▸ STATED PROBLEM: Identify the lines containing the word "TRABAJO". Copy each one.

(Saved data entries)
________________________
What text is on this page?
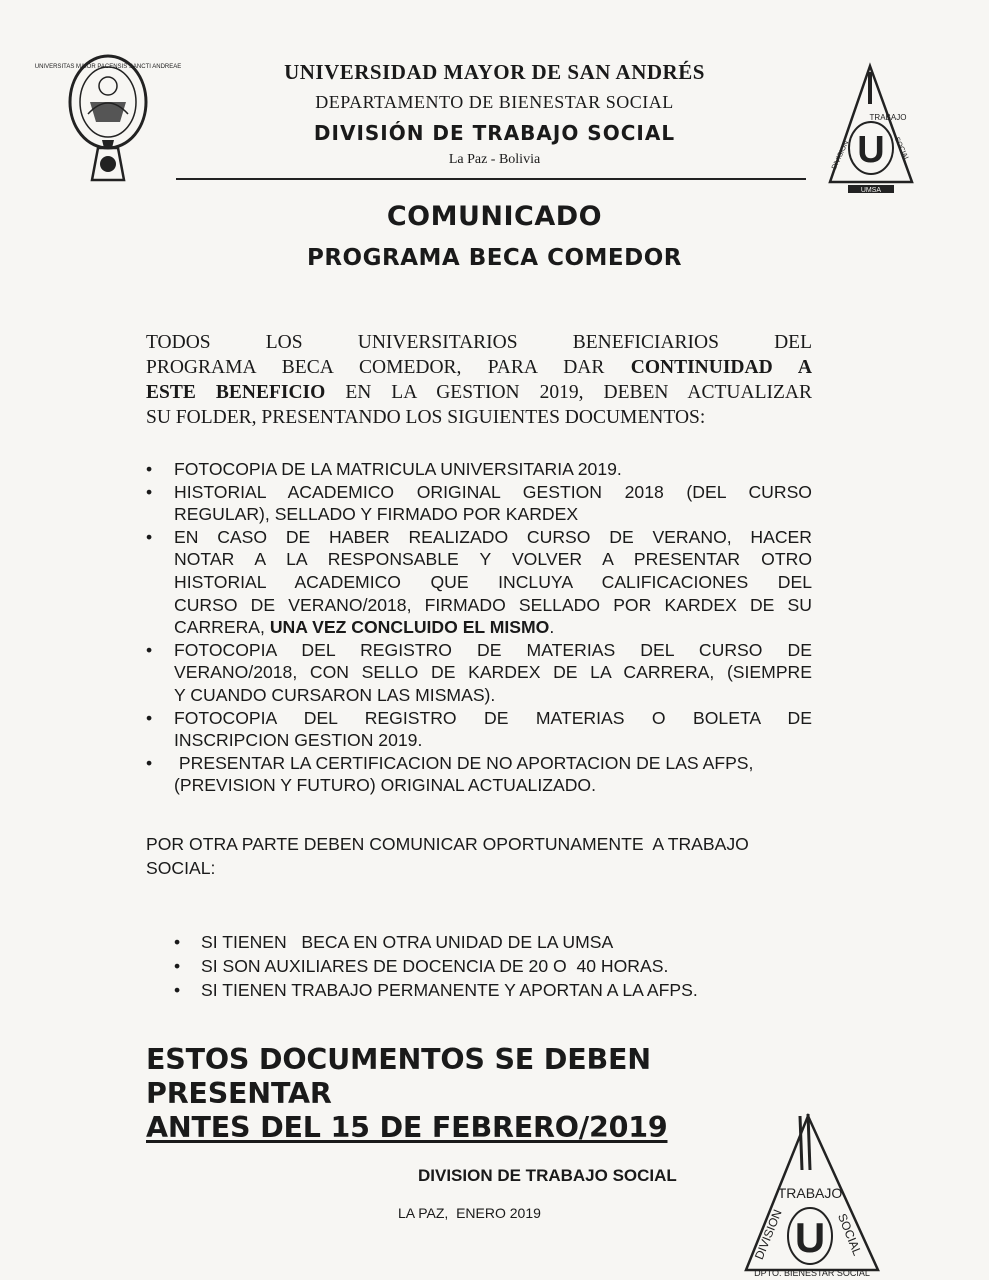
UNIVERSITAS MAIOR PACENSIS SANCTI ANDREAE	UNIVERSIDAD MAYOR DE SAN ANDRÉS
DEPARTAMENTO DE BIENESTAR SOCIAL
DIVISIÓN DE TRABAJO SOCIAL
La Paz - Bolivia	U
TRABAJO
DIVISION	SOCIAL
UMSA
COMUNICADO
PROGRAMA BECA COMEDOR
TODOS LOS UNIVERSITARIOS BENEFICIARIOS DEL
PROGRAMA BECA COMEDOR, PARA DAR CONTINUIDAD A
ESTE BENEFICIO EN LA GESTION 2019, DEBEN ACTUALIZAR
SU FOLDER, PRESENTANDO LOS SIGUIENTES DOCUMENTOS:
• FOTOCOPIA DE LA MATRICULA UNIVERSITARIA 2019.
• HISTORIAL ACADEMICO ORIGINAL GESTION 2018 (DEL CURSO
REGULAR), SELLADO Y FIRMADO POR KARDEX
• EN CASO DE HABER REALIZADO CURSO DE VERANO, HACER
NOTAR A LA RESPONSABLE Y VOLVER A PRESENTAR OTRO
HISTORIAL ACADEMICO QUE INCLUYA CALIFICACIONES DEL
CURSO DE VERANO/2018, FIRMADO SELLADO POR KARDEX DE SU
CARRERA, UNA VEZ CONCLUIDO EL MISMO.
• FOTOCOPIA DEL REGISTRO DE MATERIAS DEL CURSO DE
VERANO/2018, CON SELLO DE KARDEX DE LA CARRERA, (SIEMPRE
Y CUANDO CURSARON LAS MISMAS).
• FOTOCOPIA DEL REGISTRO DE MATERIAS O BOLETA DE
INSCRIPCION GESTION 2019.
• PRESENTAR LA CERTIFICACION DE NO APORTACION DE LAS AFPS,
(PREVISION Y FUTURO) ORIGINAL ACTUALIZADO.
POR OTRA PARTE DEBEN COMUNICAR OPORTUNAMENTE  A TRABAJO
SOCIAL:
• SI TIENEN   BECA EN OTRA UNIDAD DE LA UMSA
• SI SON AUXILIARES DE DOCENCIA DE 20 O  40 HORAS.
• SI TIENEN TRABAJO PERMANENTE Y APORTAN A LA AFPS.
ESTOS DOCUMENTOS SE DEBEN PRESENTAR
ANTES DEL 15 DE FEBRERO/2019
DIVISION DE TRABAJO SOCIAL
LA PAZ,  ENERO 2019
U
TRABAJO
DIVISION	SOCIAL
DPTO. BIENESTAR SOCIAL
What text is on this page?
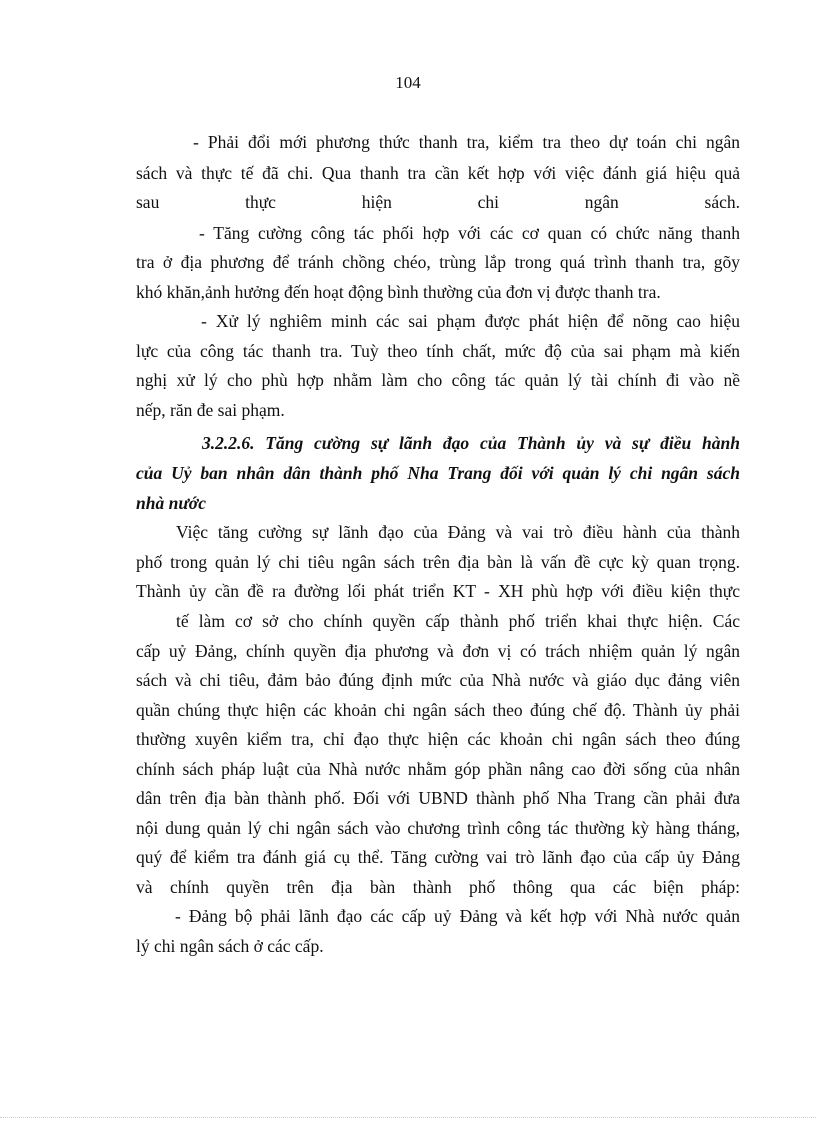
104
- Phải đổi mới phương thức thanh tra, kiểm tra theo dự toán chi ngân
sách và thực tế đã chi. Qua thanh tra cần kết hợp với việc đánh giá hiệu quả
sau thực hiện chi ngân sách.
- Tăng cường công tác phối hợp với các cơ quan có chức năng thanh
tra ở địa phương để tránh chồng chéo, trùng lắp trong quá trình thanh tra, gõy
khó khăn,ảnh hưởng đến hoạt động bình thường của đơn vị được thanh tra.
- Xử lý nghiêm minh các sai phạm được phát hiện để nõng cao hiệu
lực của công tác thanh tra. Tuỳ theo tính chất, mức độ của sai phạm mà kiến
nghị xử lý cho phù hợp nhằm làm cho công tác quản lý tài chính đi vào nề
nếp, răn đe sai phạm.
3.2.2.6. Tăng cường sự lãnh đạo của Thành ủy và sự điều hành
của Uỷ ban nhân dân thành phố Nha Trang đối với quản lý chi ngân sách
nhà nước
Việc tăng cường sự lãnh đạo của Đảng và vai trò điều hành của thành
phố trong quản lý chi tiêu ngân sách trên địa bàn là vấn đề cực kỳ quan trọng.
Thành ủy cần đề ra đường lối phát triển KT - XH phù hợp với điều kiện thực
tế làm cơ sở cho chính quyền cấp thành phố triển khai thực hiện. Các
cấp uỷ Đảng, chính quyền địa phương và đơn vị có trách nhiệm quản lý ngân
sách và chi tiêu, đảm bảo đúng định mức của Nhà nước và giáo dục đảng viên
quần chúng thực hiện các khoản chi ngân sách theo đúng chế độ. Thành ủy phải
thường xuyên kiểm tra, chỉ đạo thực hiện các khoản chi ngân sách theo đúng
chính sách pháp luật của Nhà nước nhằm góp phần nâng cao đời sống của nhân
dân trên địa bàn thành phố. Đối với UBND thành phố Nha Trang cần phải đưa
nội dung quản lý chi ngân sách vào chương trình công tác thường kỳ hàng tháng,
quý để kiểm tra đánh giá cụ thể. Tăng cường vai trò lãnh đạo của cấp ủy Đảng
và chính quyền trên địa bàn thành phố thông qua các biện pháp:
- Đảng bộ phải lãnh đạo các cấp uỷ Đảng và kết hợp với Nhà nước quản
lý chi ngân sách ở các cấp.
________________________
▸ TASK RESULT:
DIVISIÓN DE TRABAJO SOCIAL
TRABAJO
POR OTRA PARTE DEBEN COMUNICAR OPORTUNAMENTE  A TRABAJO
• SI TIENEN TRABAJO PERMANENTE Y APORTAN A LA AFPS.
DIVISION DE TRABAJO SOCIAL
TRABAJO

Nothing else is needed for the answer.